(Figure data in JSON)
______________________________
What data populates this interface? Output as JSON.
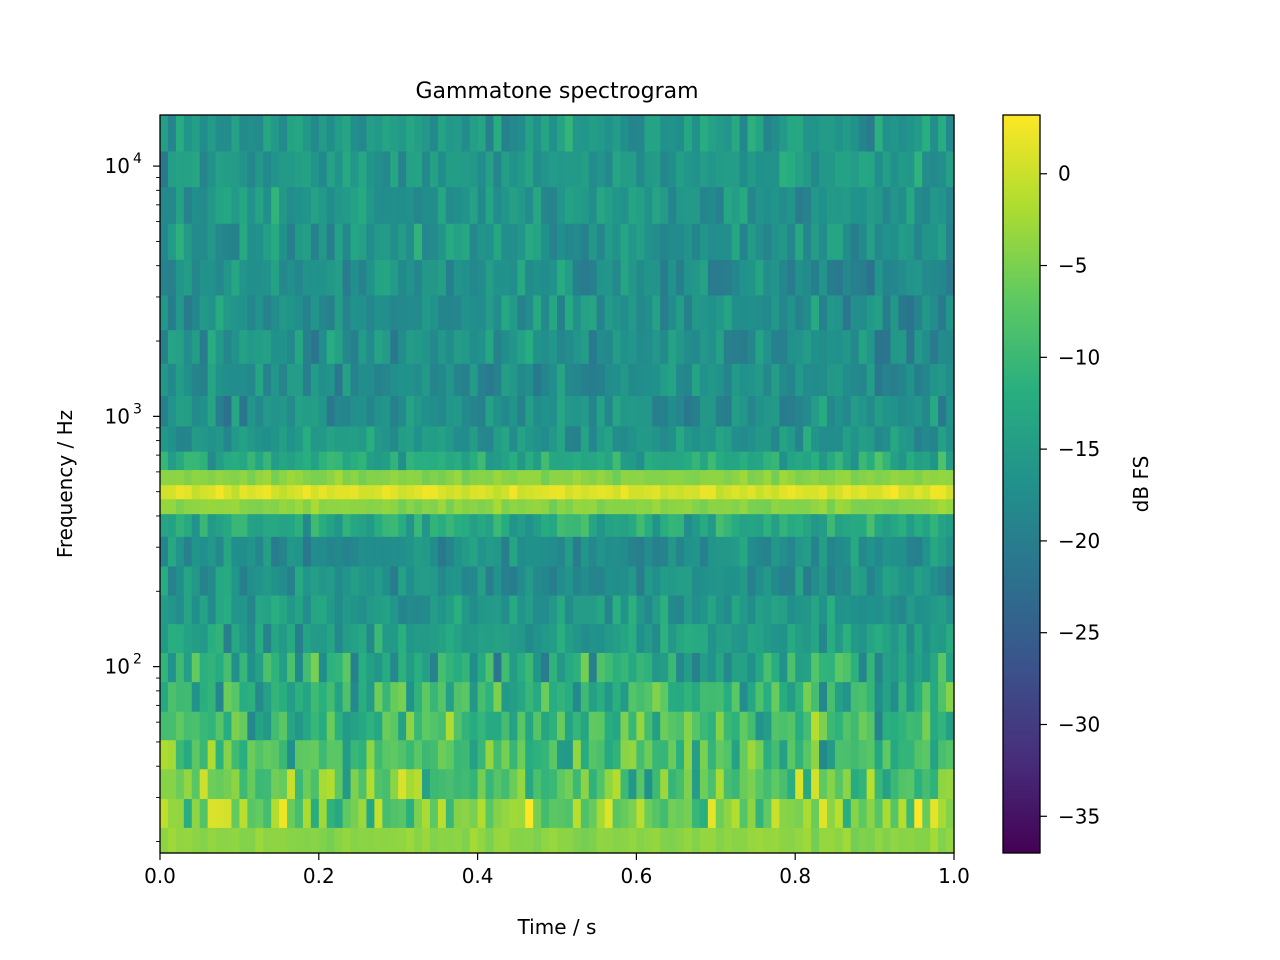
{
  "chart_data": {
    "type": "heatmap",
    "title": "Gammatone spectrogram",
    "xlabel": "Time / s",
    "ylabel": "Frequency / Hz",
    "x_scale": "linear",
    "y_scale": "log",
    "xlim": [
      0.0,
      1.0
    ],
    "ylim": [
      18,
      16000
    ],
    "x_ticks": [
      {
        "value": 0.0,
        "label": "0.0"
      },
      {
        "value": 0.2,
        "label": "0.2"
      },
      {
        "value": 0.4,
        "label": "0.4"
      },
      {
        "value": 0.6,
        "label": "0.6"
      },
      {
        "value": 0.8,
        "label": "0.8"
      },
      {
        "value": 1.0,
        "label": "1.0"
      }
    ],
    "y_ticks": [
      {
        "value": 100,
        "base": "10",
        "exp": "2"
      },
      {
        "value": 1000,
        "base": "10",
        "exp": "3"
      },
      {
        "value": 10000,
        "base": "10",
        "exp": "4"
      }
    ],
    "grid": false,
    "colormap": "viridis",
    "colorbar": {
      "label": "dB FS",
      "range": [
        -37,
        3.2
      ],
      "ticks": [
        {
          "value": 0,
          "label": "0"
        },
        {
          "value": -5,
          "label": "−5"
        },
        {
          "value": -10,
          "label": "−10"
        },
        {
          "value": -15,
          "label": "−15"
        },
        {
          "value": -20,
          "label": "−20"
        },
        {
          "value": -25,
          "label": "−25"
        },
        {
          "value": -30,
          "label": "−30"
        },
        {
          "value": -35,
          "label": "−35"
        }
      ]
    },
    "time_frames": 100,
    "frequency_bands": [
      {
        "center_hz": 20,
        "level_db": -4
      },
      {
        "center_hz": 26,
        "level_db": -5
      },
      {
        "center_hz": 34,
        "level_db": -7
      },
      {
        "center_hz": 45,
        "level_db": -9
      },
      {
        "center_hz": 58,
        "level_db": -10
      },
      {
        "center_hz": 76,
        "level_db": -11
      },
      {
        "center_hz": 100,
        "level_db": -13
      },
      {
        "center_hz": 130,
        "level_db": -15
      },
      {
        "center_hz": 170,
        "level_db": -16
      },
      {
        "center_hz": 220,
        "level_db": -17
      },
      {
        "center_hz": 290,
        "level_db": -17
      },
      {
        "center_hz": 380,
        "level_db": -13
      },
      {
        "center_hz": 440,
        "level_db": -4
      },
      {
        "center_hz": 500,
        "level_db": 1
      },
      {
        "center_hz": 570,
        "level_db": -4
      },
      {
        "center_hz": 660,
        "level_db": -13
      },
      {
        "center_hz": 800,
        "level_db": -16
      },
      {
        "center_hz": 1050,
        "level_db": -17
      },
      {
        "center_hz": 1400,
        "level_db": -17
      },
      {
        "center_hz": 1900,
        "level_db": -17
      },
      {
        "center_hz": 2600,
        "level_db": -17
      },
      {
        "center_hz": 3600,
        "level_db": -17
      },
      {
        "center_hz": 5000,
        "level_db": -16
      },
      {
        "center_hz": 7000,
        "level_db": -16
      },
      {
        "center_hz": 9800,
        "level_db": -16
      },
      {
        "center_hz": 13500,
        "level_db": -16
      }
    ]
  }
}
______________________________
_Aim of the task_. Reproduce the material in its entirety and word for word, without the pictures.

_Exercise result_.
What data populates this interface? Output as JSON.
{
  "chart_data": {
    "type": "heatmap",
    "title": "Gammatone spectrogram",
    "xlabel": "Time / s",
    "ylabel": "Frequency / Hz",
    "x_scale": "linear",
    "y_scale": "log",
    "xlim": [
      0.0,
      1.0
    ],
    "ylim": [
      18,
      16000
    ],
    "x_ticks": [
      {
        "value": 0.0,
        "label": "0.0"
      },
      {
        "value": 0.2,
        "label": "0.2"
      },
      {
        "value": 0.4,
        "label": "0.4"
      },
      {
        "value": 0.6,
        "label": "0.6"
      },
      {
        "value": 0.8,
        "label": "0.8"
      },
      {
        "value": 1.0,
        "label": "1.0"
      }
    ],
    "y_ticks": [
      {
        "value": 100,
        "base": "10",
        "exp": "2"
      },
      {
        "value": 1000,
        "base": "10",
        "exp": "3"
      },
      {
        "value": 10000,
        "base": "10",
        "exp": "4"
      }
    ],
    "grid": false,
    "colormap": "viridis",
    "colorbar": {
      "label": "dB FS",
      "range": [
        -37,
        3.2
      ],
      "ticks": [
        {
          "value": 0,
          "label": "0"
        },
        {
          "value": -5,
          "label": "−5"
        },
        {
          "value": -10,
          "label": "−10"
        },
        {
          "value": -15,
          "label": "−15"
        },
        {
          "value": -20,
          "label": "−20"
        },
        {
          "value": -25,
          "label": "−25"
        },
        {
          "value": -30,
          "label": "−30"
        },
        {
          "value": -35,
          "label": "−35"
        }
      ]
    },
    "time_frames": 100,
    "frequency_bands": [
      {
        "center_hz": 20,
        "level_db": -4
      },
      {
        "center_hz": 26,
        "level_db": -5
      },
      {
        "center_hz": 34,
        "level_db": -7
      },
      {
        "center_hz": 45,
        "level_db": -9
      },
      {
        "center_hz": 58,
        "level_db": -10
      },
      {
        "center_hz": 76,
        "level_db": -11
      },
      {
        "center_hz": 100,
        "level_db": -13
      },
      {
        "center_hz": 130,
        "level_db": -15
      },
      {
        "center_hz": 170,
        "level_db": -16
      },
      {
        "center_hz": 220,
        "level_db": -17
      },
      {
        "center_hz": 290,
        "level_db": -17
      },
      {
        "center_hz": 380,
        "level_db": -13
      },
      {
        "center_hz": 440,
        "level_db": -4
      },
      {
        "center_hz": 500,
        "level_db": 1
      },
      {
        "center_hz": 570,
        "level_db": -4
      },
      {
        "center_hz": 660,
        "level_db": -13
      },
      {
        "center_hz": 800,
        "level_db": -16
      },
      {
        "center_hz": 1050,
        "level_db": -17
      },
      {
        "center_hz": 1400,
        "level_db": -17
      },
      {
        "center_hz": 1900,
        "level_db": -17
      },
      {
        "center_hz": 2600,
        "level_db": -17
      },
      {
        "center_hz": 3600,
        "level_db": -17
      },
      {
        "center_hz": 5000,
        "level_db": -16
      },
      {
        "center_hz": 7000,
        "level_db": -16
      },
      {
        "center_hz": 9800,
        "level_db": -16
      },
      {
        "center_hz": 13500,
        "level_db": -16
      }
    ]
  }
}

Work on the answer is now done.